**Trabalho solicitado:**
a) Liste todas as pessoas mencionadas pelo nome no texto sobre o primeiro disco do Legião Urbana.
b) Responda às perguntas abaixo com base no texto sobre o primeiro disco do Legião Urbana.
(i) Em que cidade ficava o estúdio onde Bonfá perdeu a paciência?
(ii) Em que ano foi lançado o álbum Legião Urbana?
(iii) Com que idade morreu Renato Russo?
c) Prossiga o texto sobre o primeiro disco do Legião Urbana a partir do ponto em que ele termina.

**Documento:**
Como um disco clássico do rock nacional quase morreu antes de nascer
José Emilio Rondeau narra os perrengues de produzir o primeiro álbum do Legião Urbana, que completa quarenta anos

Numa madrugada chuvosa no Rio de Janeiro, em meados de 1984, o Legião Urbana quase mudou o rumo de sua história — e do rock nacional. Após horas exasperantes tentando em vão acertar o andamento de uma música, durante as gravações do primeiro álbum da então novata banda brasiliense, o baterista Marcelo Bonfá estourou. “Eu toco bem quando quiser”, disparou, com insolência, ao ser cobrado pelos erros no estúdio da gravadora EMI Odeon em Botafogo. O chilique foi a gota d’água para o produtor da empreitada, o jornalista José Emilio Rondeau. “Levantei da cadeira, dei as costas para a mesa de som, disse ‘tchau’ e parti em direção ao estacionamento, para entrar no carro e voltar para casa. Tinha terminado ali minha participação no disco”, narra o próprio Rondeau no livro Será!, com lançamento previsto para 4 de junho e pré-venda on-line já disponível. O hoje clássico Legião Urbana, lançado em 1985 e que traz hinos de uma época como Geração Coca-Cola, Ainda É Cedo e a música que dá título ao livro, viu-se assim ameaçado de gorar antes de nascer. Foi preciso um deixa-disso dramático para evitar a saída do produtor: no meio da chuva, o cantor e letrista Renato Russo em pessoa (e todo ensopado) bateu na janela do Fiat Uno de Rondeau para implorar que o produtor não desistisse.

O relato de Rondeau sobre aqueles quatro meses de fúria no estúdio com o Legião Urbana surge num timing preciso: em 2025, completam-se quarenta anos do primeiro disco da banda que melhor simboliza a ascensão do rock nacional na década de 1980. Com sua crueza básica herdada do punk, o som registrado pelos jovens roqueiros no primeiro vinil do grupo fornecia a moldura perfeita para o vocal grave e as letras carregadas de urgência que fizeram de Russo — morto em 1996, aos 36 anos — um menestrel de sua geração. Mas o álbum Legião Urbana não foi só o passaporte do conjunto para a fama e o prestígio. Sua gravação tumultuada ilustra uma sina nem tão incomum assim na história do rock: a das estreias marcadas por tantos problemas na largada que só mesmo milagres explicam como essas bandas sobreviveram para atingir o sucesso e contar a história.

O caso do Legião é lapidar nesse sentido. Originalmente, o grupo era formado por três garotos com muitas ideias criativas e poucas credenciais como músicos — além de Russo, que acumulava as funções de cantor e baixista, havia Dado Villa-Lobos na guitarra e Bonfá na bateria. Uma fita cassete com suas composições iniciais, divulgada pelos amigos dos Paralamas do Sucesso (àquela altura já em alta no país), impressionou uma das poderosas multinacionais da indústria fonográfica no período, a EMI Odeon. A contratação pela gravadora era um sonho para os roqueiros, por ser a mesma dos Beatles. Mas a relação com a “major”, como eram conhecidas as intocáveis gigantes que dominavam o mercado da música, por pouco não implodiu o conjunto.

**Dados fornecidos:**

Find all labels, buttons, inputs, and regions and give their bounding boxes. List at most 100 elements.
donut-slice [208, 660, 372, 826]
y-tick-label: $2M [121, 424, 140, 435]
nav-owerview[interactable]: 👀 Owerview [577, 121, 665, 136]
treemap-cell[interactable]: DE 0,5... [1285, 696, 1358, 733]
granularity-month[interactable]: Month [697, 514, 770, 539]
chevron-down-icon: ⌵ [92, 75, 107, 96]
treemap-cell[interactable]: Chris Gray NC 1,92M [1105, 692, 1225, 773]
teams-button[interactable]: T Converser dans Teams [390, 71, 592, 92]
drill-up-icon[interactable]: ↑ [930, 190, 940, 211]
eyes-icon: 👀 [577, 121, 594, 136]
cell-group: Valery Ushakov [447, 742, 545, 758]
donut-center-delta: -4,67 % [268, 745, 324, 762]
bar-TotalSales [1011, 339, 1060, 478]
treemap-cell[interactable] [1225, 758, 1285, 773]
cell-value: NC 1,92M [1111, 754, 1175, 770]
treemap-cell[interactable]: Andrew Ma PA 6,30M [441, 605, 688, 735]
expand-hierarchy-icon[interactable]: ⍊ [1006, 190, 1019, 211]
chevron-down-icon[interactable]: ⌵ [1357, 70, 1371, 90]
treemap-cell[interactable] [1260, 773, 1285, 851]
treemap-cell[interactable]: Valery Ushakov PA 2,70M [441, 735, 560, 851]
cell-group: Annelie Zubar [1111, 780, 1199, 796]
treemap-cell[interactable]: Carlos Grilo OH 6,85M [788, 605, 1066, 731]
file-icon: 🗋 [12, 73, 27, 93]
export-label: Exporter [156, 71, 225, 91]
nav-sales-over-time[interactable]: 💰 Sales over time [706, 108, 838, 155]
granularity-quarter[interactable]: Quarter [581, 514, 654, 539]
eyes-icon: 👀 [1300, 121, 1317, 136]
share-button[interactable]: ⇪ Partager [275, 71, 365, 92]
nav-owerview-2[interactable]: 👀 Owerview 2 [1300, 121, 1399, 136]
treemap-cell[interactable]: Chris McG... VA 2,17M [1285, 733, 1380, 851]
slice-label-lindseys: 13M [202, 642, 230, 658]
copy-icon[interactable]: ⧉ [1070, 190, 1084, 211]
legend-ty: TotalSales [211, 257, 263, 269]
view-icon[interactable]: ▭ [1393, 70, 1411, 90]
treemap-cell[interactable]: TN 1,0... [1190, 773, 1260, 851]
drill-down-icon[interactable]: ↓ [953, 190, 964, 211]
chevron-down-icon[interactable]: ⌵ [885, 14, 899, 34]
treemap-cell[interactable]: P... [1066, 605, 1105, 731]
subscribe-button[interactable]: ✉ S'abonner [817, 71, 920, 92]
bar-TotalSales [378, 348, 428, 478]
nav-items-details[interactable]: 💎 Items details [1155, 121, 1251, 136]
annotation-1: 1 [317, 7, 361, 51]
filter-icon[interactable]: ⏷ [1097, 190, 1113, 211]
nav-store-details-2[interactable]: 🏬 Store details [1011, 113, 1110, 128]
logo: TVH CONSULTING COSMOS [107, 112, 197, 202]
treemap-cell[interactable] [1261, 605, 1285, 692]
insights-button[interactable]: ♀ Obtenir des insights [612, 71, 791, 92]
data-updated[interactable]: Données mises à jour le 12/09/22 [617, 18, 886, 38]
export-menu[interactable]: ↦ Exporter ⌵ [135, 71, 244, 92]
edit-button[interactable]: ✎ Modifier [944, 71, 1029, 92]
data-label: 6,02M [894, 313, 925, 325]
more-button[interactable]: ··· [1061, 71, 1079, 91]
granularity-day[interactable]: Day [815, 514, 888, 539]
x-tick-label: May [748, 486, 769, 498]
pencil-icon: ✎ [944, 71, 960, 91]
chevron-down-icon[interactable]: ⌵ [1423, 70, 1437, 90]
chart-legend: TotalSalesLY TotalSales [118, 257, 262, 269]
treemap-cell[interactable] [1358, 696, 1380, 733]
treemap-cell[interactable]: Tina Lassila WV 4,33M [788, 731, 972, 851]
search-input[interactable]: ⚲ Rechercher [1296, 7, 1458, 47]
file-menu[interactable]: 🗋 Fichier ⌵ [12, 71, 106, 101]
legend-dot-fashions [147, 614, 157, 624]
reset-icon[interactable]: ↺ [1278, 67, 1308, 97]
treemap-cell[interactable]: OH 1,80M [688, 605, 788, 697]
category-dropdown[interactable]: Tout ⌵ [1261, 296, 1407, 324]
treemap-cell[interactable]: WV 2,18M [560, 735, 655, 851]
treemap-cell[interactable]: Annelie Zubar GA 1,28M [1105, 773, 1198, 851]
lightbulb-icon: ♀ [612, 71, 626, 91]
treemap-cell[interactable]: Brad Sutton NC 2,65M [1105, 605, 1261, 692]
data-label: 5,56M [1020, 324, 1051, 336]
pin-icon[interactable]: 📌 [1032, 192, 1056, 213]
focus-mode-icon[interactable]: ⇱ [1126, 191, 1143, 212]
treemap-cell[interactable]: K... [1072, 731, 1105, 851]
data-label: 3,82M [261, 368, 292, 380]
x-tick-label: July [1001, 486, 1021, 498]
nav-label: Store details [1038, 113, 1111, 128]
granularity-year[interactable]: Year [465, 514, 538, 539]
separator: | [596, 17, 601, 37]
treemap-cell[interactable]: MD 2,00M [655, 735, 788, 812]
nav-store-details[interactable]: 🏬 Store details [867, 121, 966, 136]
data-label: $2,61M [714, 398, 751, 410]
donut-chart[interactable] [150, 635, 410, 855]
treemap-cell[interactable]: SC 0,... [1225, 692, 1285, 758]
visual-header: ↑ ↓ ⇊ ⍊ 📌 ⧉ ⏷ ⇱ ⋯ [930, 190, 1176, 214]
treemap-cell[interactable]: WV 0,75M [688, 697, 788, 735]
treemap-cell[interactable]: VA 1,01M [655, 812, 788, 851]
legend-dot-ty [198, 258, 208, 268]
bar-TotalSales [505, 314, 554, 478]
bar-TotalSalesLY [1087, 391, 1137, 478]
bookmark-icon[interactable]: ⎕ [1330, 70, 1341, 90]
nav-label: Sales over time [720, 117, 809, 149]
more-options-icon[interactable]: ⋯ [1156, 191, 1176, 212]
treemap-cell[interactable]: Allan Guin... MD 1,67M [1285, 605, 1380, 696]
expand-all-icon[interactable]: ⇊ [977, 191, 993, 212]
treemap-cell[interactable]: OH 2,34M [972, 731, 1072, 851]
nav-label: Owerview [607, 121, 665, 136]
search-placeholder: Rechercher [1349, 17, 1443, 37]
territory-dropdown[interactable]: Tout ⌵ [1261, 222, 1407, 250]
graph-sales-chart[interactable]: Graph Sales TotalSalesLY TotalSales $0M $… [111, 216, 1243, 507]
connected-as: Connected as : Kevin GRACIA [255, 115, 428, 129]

**Respostas por tarefa:**
a)
José Emilio Rondeau
Marcelo Bonfá
Renato Russo
Dado Villa-Lobos

b)
(i) Rio de Janeiro.
(ii) 1985.
(iii) Aos 36 anos.

c)
Nas duas tentativas iniciais de gravar seu début, o Legião fracassou. Primeiro, os jovens que mal sabiam tocar instrumentos se estranharam com o produtor Marcelo Sussekind, que havia conduzido o segundo disco dos Paralamas e era respeitado por seu conhecimento técnico. “A gente não conseguiu ter a sintonia certa”, diz Dado hoje, em depoimento para o livro. A segunda tentativa não foi menos traumática: Jorge Davidson, folclórico diretor artístico da EMI, inventou de colocar um produtor versado na country music, Rick Ferreira, para tornar o Legião mais palatável. Deu ruim de novo, claro. “Eles queriam fazer uma versão country da gente. Só que não deu certo. Não sabíamos fazer nada diferente do punk-rock”, testemunha Bonfá.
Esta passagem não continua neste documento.